## Instruction
Tell how many lines have the string "text" in them, and write nothing besides the number.

## Entries provided
==*==
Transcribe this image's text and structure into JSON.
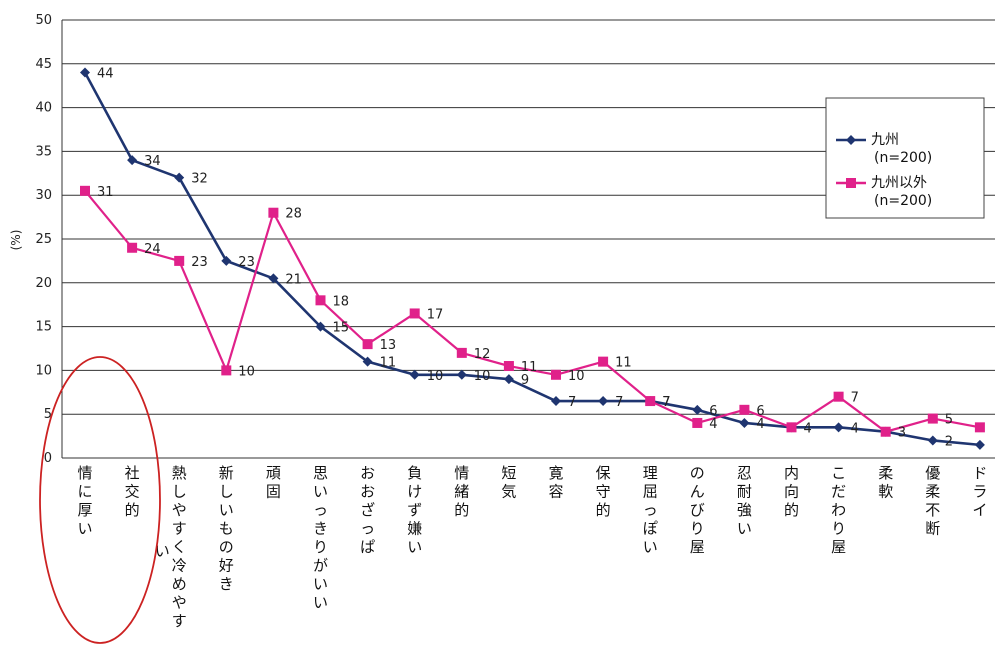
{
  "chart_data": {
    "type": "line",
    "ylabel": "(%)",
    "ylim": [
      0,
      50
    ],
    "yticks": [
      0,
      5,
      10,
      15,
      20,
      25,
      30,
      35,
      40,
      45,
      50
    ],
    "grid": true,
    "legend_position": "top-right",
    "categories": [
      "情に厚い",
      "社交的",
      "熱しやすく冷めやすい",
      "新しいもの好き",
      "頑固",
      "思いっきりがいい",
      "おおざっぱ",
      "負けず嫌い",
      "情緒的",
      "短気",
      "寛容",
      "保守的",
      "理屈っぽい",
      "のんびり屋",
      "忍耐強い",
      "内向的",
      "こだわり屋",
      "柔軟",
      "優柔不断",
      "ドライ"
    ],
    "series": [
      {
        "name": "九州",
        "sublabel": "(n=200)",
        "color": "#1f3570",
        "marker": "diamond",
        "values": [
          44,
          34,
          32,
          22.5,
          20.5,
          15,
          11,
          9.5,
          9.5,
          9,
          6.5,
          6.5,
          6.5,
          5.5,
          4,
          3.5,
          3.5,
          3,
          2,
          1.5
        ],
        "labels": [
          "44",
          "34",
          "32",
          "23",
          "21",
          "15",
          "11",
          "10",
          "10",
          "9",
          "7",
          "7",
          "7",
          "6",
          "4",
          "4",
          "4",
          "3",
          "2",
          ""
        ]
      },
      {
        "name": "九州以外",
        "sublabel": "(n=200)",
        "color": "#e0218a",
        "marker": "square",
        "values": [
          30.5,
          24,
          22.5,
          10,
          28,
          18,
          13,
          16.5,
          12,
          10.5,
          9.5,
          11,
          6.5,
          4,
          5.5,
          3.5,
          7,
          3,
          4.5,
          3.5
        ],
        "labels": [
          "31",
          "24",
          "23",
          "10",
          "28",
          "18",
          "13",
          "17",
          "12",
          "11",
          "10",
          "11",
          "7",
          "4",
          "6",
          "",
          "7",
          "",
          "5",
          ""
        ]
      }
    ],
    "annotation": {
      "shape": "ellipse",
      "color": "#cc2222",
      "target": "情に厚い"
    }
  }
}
==*==
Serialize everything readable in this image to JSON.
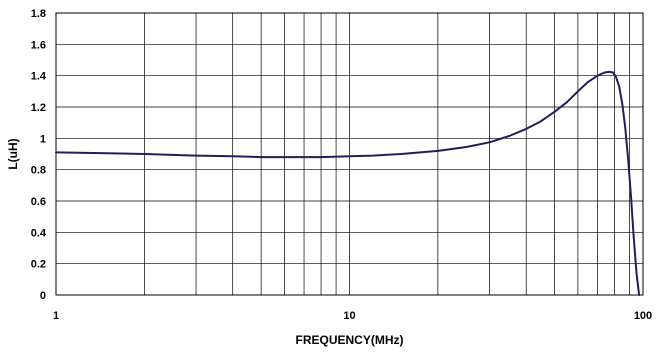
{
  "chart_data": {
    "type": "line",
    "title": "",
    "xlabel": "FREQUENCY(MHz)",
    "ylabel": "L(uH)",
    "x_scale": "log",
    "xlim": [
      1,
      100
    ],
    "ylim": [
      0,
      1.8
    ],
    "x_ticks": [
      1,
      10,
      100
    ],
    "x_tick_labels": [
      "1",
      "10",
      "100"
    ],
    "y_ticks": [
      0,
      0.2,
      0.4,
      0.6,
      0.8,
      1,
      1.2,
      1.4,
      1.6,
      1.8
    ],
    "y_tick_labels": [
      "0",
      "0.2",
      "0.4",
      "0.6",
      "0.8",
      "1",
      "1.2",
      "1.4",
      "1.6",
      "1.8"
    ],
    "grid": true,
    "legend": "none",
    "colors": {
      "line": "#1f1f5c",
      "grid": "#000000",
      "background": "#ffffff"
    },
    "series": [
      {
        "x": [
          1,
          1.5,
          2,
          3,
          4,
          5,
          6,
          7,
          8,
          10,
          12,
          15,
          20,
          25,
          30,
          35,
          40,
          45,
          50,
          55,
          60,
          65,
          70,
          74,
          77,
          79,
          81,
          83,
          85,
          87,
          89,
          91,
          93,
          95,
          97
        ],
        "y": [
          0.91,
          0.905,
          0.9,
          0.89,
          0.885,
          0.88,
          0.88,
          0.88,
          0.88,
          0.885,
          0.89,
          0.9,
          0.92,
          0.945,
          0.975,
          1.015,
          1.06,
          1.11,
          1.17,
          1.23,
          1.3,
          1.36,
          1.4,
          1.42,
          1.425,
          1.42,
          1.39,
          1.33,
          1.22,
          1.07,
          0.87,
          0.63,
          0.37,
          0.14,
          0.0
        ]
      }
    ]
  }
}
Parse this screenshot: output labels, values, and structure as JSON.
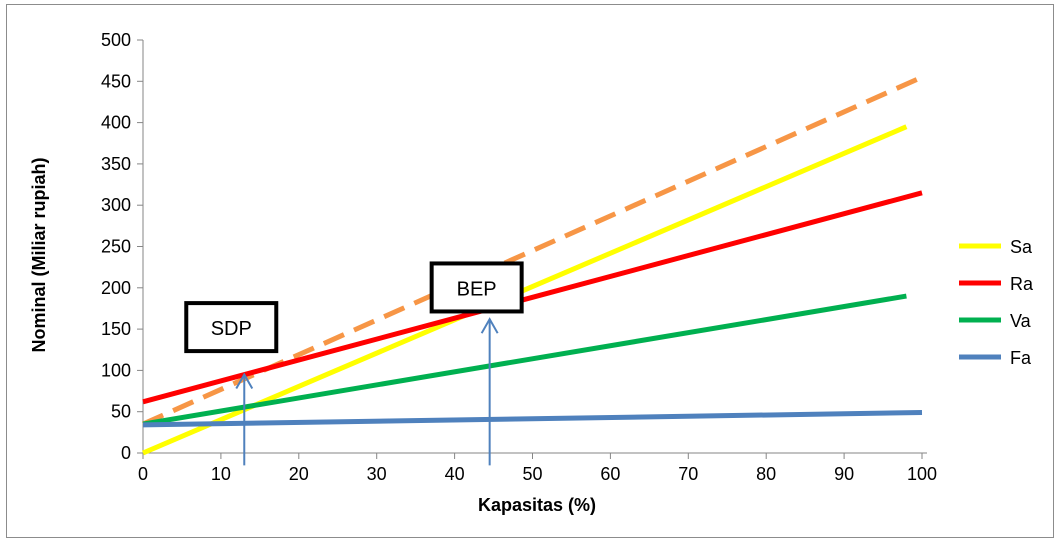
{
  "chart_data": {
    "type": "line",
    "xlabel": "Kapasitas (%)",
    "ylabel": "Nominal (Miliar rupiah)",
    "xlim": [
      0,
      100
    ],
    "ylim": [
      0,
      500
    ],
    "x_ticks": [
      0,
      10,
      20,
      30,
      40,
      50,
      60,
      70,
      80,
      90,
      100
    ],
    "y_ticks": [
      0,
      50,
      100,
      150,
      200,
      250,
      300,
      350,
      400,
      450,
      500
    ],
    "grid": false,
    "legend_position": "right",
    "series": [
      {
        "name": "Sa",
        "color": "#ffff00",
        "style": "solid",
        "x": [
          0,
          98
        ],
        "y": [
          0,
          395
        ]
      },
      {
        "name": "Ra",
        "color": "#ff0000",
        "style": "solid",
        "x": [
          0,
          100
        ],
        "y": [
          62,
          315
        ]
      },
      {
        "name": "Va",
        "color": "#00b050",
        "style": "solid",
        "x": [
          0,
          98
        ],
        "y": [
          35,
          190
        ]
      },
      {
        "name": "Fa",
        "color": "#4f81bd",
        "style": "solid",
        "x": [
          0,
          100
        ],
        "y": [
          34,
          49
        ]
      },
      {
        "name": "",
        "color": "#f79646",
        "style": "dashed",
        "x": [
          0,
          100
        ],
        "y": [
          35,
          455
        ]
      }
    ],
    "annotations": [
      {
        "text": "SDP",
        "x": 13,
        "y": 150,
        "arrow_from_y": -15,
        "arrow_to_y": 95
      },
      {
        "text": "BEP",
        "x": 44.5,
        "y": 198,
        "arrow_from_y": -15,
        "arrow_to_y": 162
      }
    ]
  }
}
==*==
## Complete answer
3